[Data excerpts]
----------------------------------------

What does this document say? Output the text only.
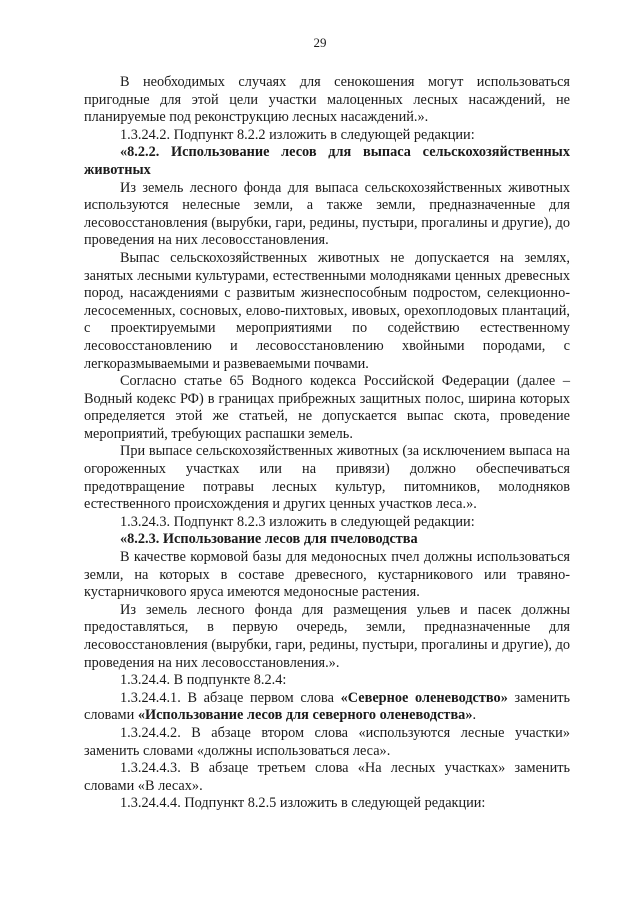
29

В необходимых случаях для сенокошения могут использоваться пригодные для этой цели участки малоценных лесных насаждений, не планируемые под реконструкцию лесных насаждений.».

1.3.24.2. Подпункт 8.2.2 изложить в следующей редакции:

«8.2.2. Использование лесов для выпаса сельскохозяйственных животных

Из земель лесного фонда для выпаса сельскохозяйственных животных используются нелесные земли, а также земли, предназначенные для лесовосстановления (вырубки, гари, редины, пустыри, прогалины и другие), до проведения на них лесовосстановления.

Выпас сельскохозяйственных животных не допускается на землях, занятых лесными культурами, естественными молодняками ценных древесных пород, насаждениями с развитым жизнеспособным подростом, селекционно-лесосеменных, сосновых, елово-пихтовых, ивовых, орехоплодовых плантаций, с проектируемыми мероприятиями по содействию естественному лесовосстановлению и лесовосстановлению хвойными породами, с легкоразмываемыми и развеваемыми почвами.

Согласно статье 65 Водного кодекса Российской Федерации (далее – Водный кодекс РФ) в границах прибрежных защитных полос, ширина которых определяется этой же статьей, не допускается выпас скота, проведение мероприятий, требующих распашки земель.

При выпасе сельскохозяйственных животных (за исключением выпаса на огороженных участках или на привязи) должно обеспечиваться предотвращение потравы лесных культур, питомников, молодняков естественного происхождения и других ценных участков леса.».

1.3.24.3. Подпункт 8.2.3 изложить в следующей редакции:

«8.2.3. Использование лесов для пчеловодства

В качестве кормовой базы для медоносных пчел должны использоваться земли, на которых в составе древесного, кустарникового или травяно-кустарничкового яруса имеются медоносные растения.

Из земель лесного фонда для размещения ульев и пасек должны предоставляться, в первую очередь, земли, предназначенные для лесовосстановления (вырубки, гари, редины, пустыри, прогалины и другие), до проведения на них лесовосстановления.».

1.3.24.4. В подпункте 8.2.4:

1.3.24.4.1. В абзаце первом слова «Северное оленеводство» заменить словами «Использование лесов для северного оленеводства».

1.3.24.4.2. В абзаце втором слова «используются лесные участки» заменить словами «должны использоваться леса».

1.3.24.4.3. В абзаце третьем слова «На лесных участках» заменить словами «В лесах».

1.3.24.4.4. Подпункт 8.2.5 изложить в следующей редакции:
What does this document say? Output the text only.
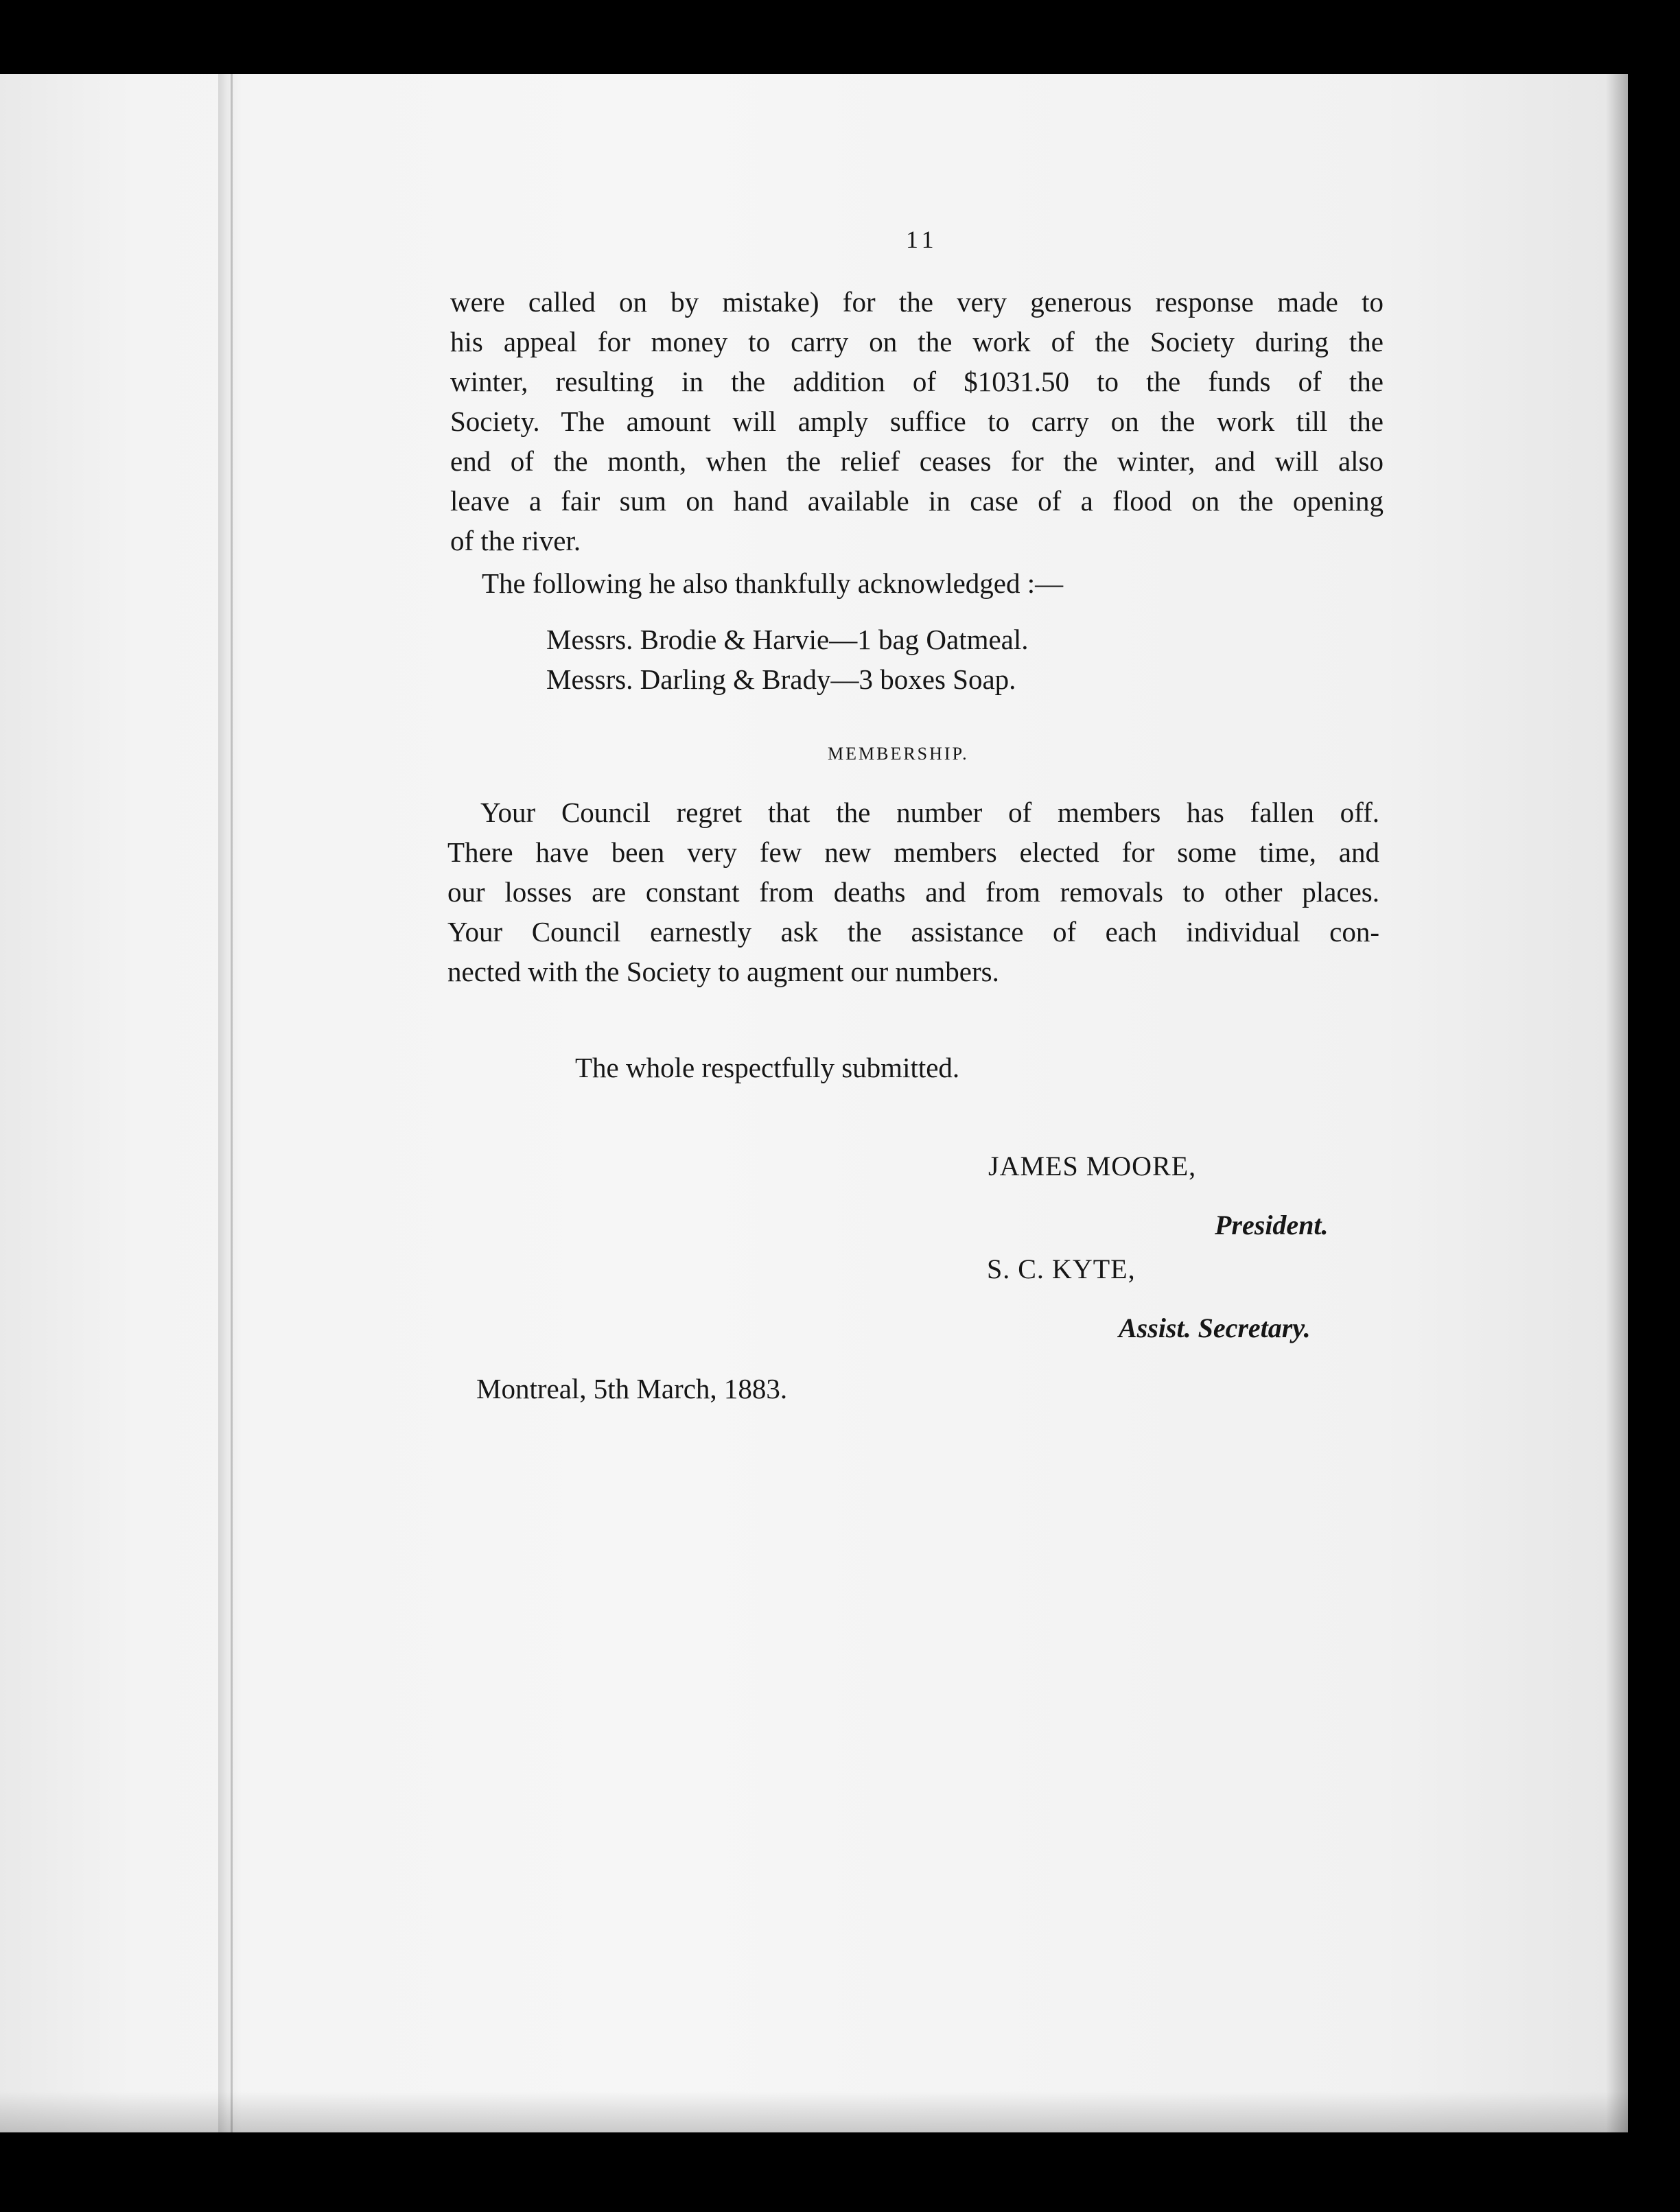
11

were called on by mistake) for the very generous response made to

his appeal for money to carry on the work of the Society during the

winter, resulting in the addition of $1031.50 to the funds of the

Society. The amount will amply suffice to carry on the work till the

end of the month, when the relief ceases for the winter, and will also

leave a fair sum on hand available in case of a flood on the opening

of the river.

The following he also thankfully acknowledged :—

Messrs. Brodie & Harvie—1 bag Oatmeal.

Messrs. Darling & Brady—3 boxes Soap.

MEMBERSHIP.

Your Council regret that the number of members has fallen off.

There have been very few new members elected for some time, and

our losses are constant from deaths and from removals to other places.

Your Council earnestly ask the assistance of each individual con-

nected with the Society to augment our numbers.

The whole respectfully submitted.

JAMES MOORE,

President.

S. C. KYTE,

Assist. Secretary.

Montreal, 5th March, 1883.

----------------------------------------

[INSTRUCTIONS TO FOLLOW] Repeat the records above exactly, leaving out any pictures they contain.

[OUTPUT BELOW]
What does this document say? Output the text only.
29

В необходимых случаях для сенокошения могут использоваться пригодные для этой цели участки малоценных лесных насаждений, не планируемые под реконструкцию лесных насаждений.».

1.3.24.2. Подпункт 8.2.2 изложить в следующей редакции:

«8.2.2. Использование лесов для выпаса сельскохозяйственных животных

Из земель лесного фонда для выпаса сельскохозяйственных животных используются нелесные земли, а также земли, предназначенные для лесовосстановления (вырубки, гари, редины, пустыри, прогалины и другие), до проведения на них лесовосстановления.

Выпас сельскохозяйственных животных не допускается на землях, занятых лесными культурами, естественными молодняками ценных древесных пород, насаждениями с развитым жизнеспособным подростом, селекционно-лесосеменных, сосновых, елово-пихтовых, ивовых, орехоплодовых плантаций, с проектируемыми мероприятиями по содействию естественному лесовосстановлению и лесовосстановлению хвойными породами, с легкоразмываемыми и развеваемыми почвами.

Согласно статье 65 Водного кодекса Российской Федерации (далее – Водный кодекс РФ) в границах прибрежных защитных полос, ширина которых определяется этой же статьей, не допускается выпас скота, проведение мероприятий, требующих распашки земель.

При выпасе сельскохозяйственных животных (за исключением выпаса на огороженных участках или на привязи) должно обеспечиваться предотвращение потравы лесных культур, питомников, молодняков естественного происхождения и других ценных участков леса.».

1.3.24.3. Подпункт 8.2.3 изложить в следующей редакции:

«8.2.3. Использование лесов для пчеловодства

В качестве кормовой базы для медоносных пчел должны использоваться земли, на которых в составе древесного, кустарникового или травяно-кустарничкового яруса имеются медоносные растения.

Из земель лесного фонда для размещения ульев и пасек должны предоставляться, в первую очередь, земли, предназначенные для лесовосстановления (вырубки, гари, редины, пустыри, прогалины и другие), до проведения на них лесовосстановления.».

1.3.24.4. В подпункте 8.2.4:

1.3.24.4.1. В абзаце первом слова «Северное оленеводство» заменить словами «Использование лесов для северного оленеводства».

1.3.24.4.2. В абзаце втором слова «используются лесные участки» заменить словами «должны использоваться леса».

1.3.24.4.3. В абзаце третьем слова «На лесных участках» заменить словами «В лесах».

1.3.24.4.4. Подпункт 8.2.5 изложить в следующей редакции:
What does this document say? Output the text only.
11

were called on by mistake) for the very generous response made to

his appeal for money to carry on the work of the Society during the

winter, resulting in the addition of $1031.50 to the funds of the

Society. The amount will amply suffice to carry on the work till the

end of the month, when the relief ceases for the winter, and will also

leave a fair sum on hand available in case of a flood on the opening

of the river.

The following he also thankfully acknowledged :—

Messrs. Brodie & Harvie—1 bag Oatmeal.

Messrs. Darling & Brady—3 boxes Soap.

MEMBERSHIP.

Your Council regret that the number of members has fallen off.

There have been very few new members elected for some time, and

our losses are constant from deaths and from removals to other places.

Your Council earnestly ask the assistance of each individual con-

nected with the Society to augment our numbers.

The whole respectfully submitted.

JAMES MOORE,

President.

S. C. KYTE,

Assist. Secretary.

Montreal, 5th March, 1883.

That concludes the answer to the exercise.